● **TASK REQUIREMENTS**
Repeat the entire listing exactly.

● **ENTRIES SUPPLIED**
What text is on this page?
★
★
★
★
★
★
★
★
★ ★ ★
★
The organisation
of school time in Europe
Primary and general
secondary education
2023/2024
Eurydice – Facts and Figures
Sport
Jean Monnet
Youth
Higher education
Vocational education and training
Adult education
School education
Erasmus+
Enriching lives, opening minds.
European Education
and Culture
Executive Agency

● **OUTPUT OF THE TASK**
What text is on this page?
★
★
★
★
★
★
★
★
★ ★ ★
★
The organisation
of school time in Europe
Primary and general
secondary education
2023/2024
Eurydice – Facts and Figures
Sport
Jean Monnet
Youth
Higher education
Vocational education and training
Adult education
School education
Erasmus+
Enriching lives, opening minds.
European Education
and Culture
Executive Agency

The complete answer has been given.